■ **Supplied text**
[v3 PATCH 0/6] arm64: support FEAT_BBM level 2 and large block mapping when rodata=full

Thu Mar 13 10:40:00 PDT 2025

On 3/13/25 10:36 AM, Ryan Roberts wrote:
> On 13/03/2025 17:28, Yang Shi wrote:
>> Hi Ryan,
>>
>> I saw Miko posted a new spin of his patches. There are some slight changes that
>> have impact to my patches (basically check the new boot parameter). Do you
>> prefer I rebase my patches on top of his new spin right now then restart review
>> from the new spin or review the current patches then solve the new review
>> comments and rebase to Miko's new spin together?
> Hi Yang,
>
> Sorry I haven't got to reviewing this version yet, it's in my queue!
>
> I'm happy to review against v3 as it is. I'm familiar with Miko's series and am
> not too bothered about the integration with that; I think it's pretty straight
> forward. I'm more interested in how you are handling the splitting, which I
> think is the bulk of the effort.

■ **Source excerpt**
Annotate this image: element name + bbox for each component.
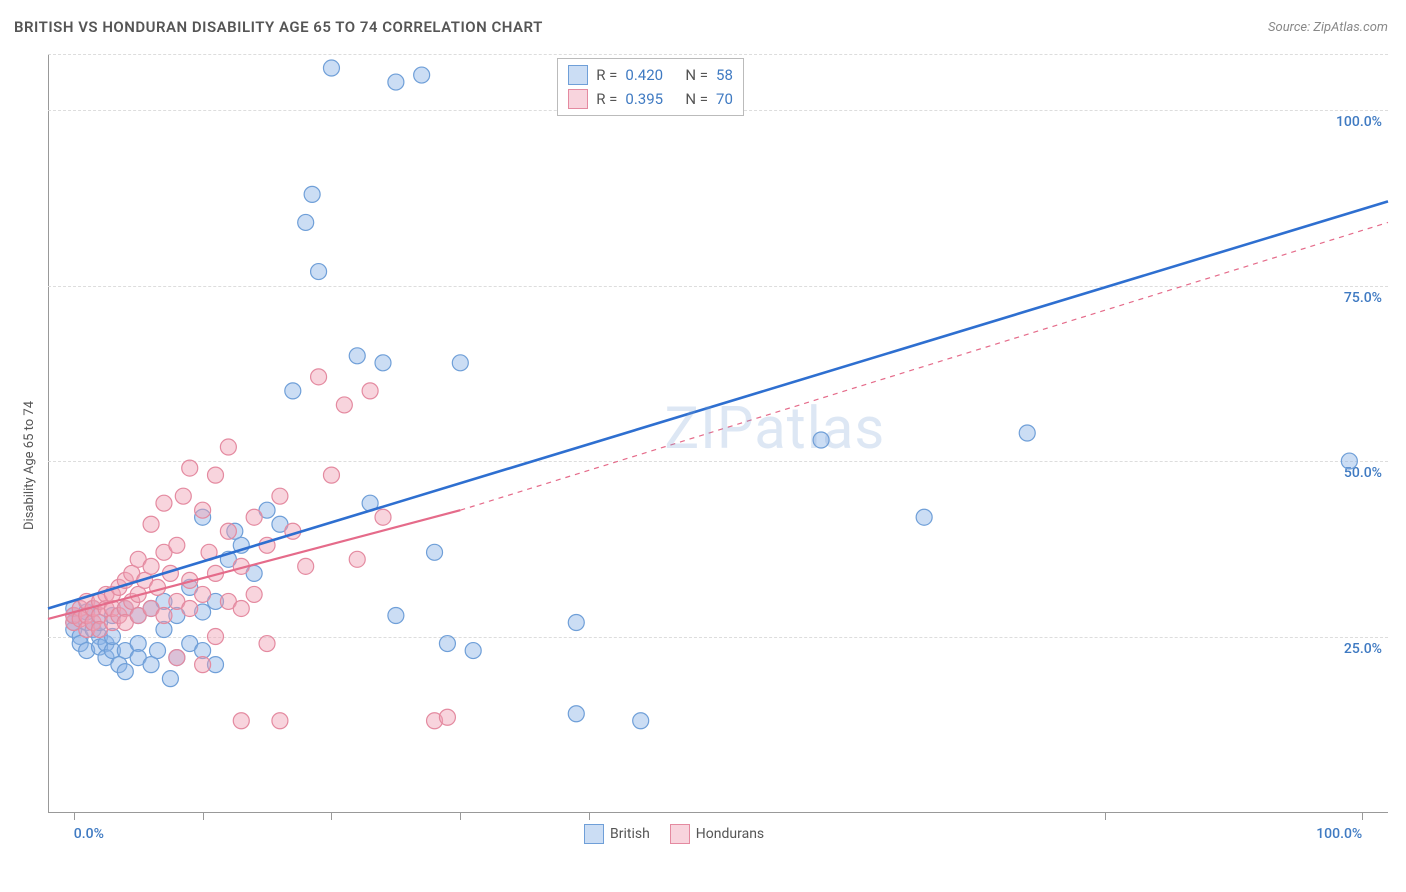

■ **Work to do**
1. Answer from the patch thread:
(a) On what date and at what time was this message sent?
(b) Who posted a new spin of patches?
(c) What part of the work does Ryan say he is more interested in?
2. Carry on the patch thread from its last line.
The data plays no role here.

■ **Answers to the exercise**
1.
(a) Thursday, March 13, 2025, at 10:40:00 PDT.
(b) Miko.
(c) How Yang is handling the splitting.

2.
Yeah, sure, thank you.

>
> I'm hoping to get to this next week before heading out to LSF/MM the following
> week (might I see you there?)

Unfortunately I can't make it this year. Have a fun!

Thanks,
Yang

>
> Thanks,
> Ryan
>
>
>> Thanks,
>> Yang
>>
>>
>> On 3/4/25 2:19 PM, Yang Shi wrote:
>>> Changelog
>>> =========
>>> v3:
>>>     * Rebased to v6.14-rc4.
>>>     * Based on Miko's BBML2 cpufeature patch (https://lore.kernel.org/linux-
>>> arm-kernel/20250228182403.6269-3-miko.lenczewski at arm.com/).
>>>       Also included in this series in order to have the complete patchset.
>>>     * Enhanced __create_pgd_mapping() to handle split as well per Ryan.
>>>     * Supported CONT mappings per Ryan.
>>>     * Supported asymmetric system by splitting kernel linear mapping if such
>>>       system is detected per Ryan. I don't have such system to test, so the
>>>       testing is done by hacking kernel to call linear mapping repainting
>>>       unconditionally. The linear mapping doesn't have any block and cont
>>>       mappings after booting.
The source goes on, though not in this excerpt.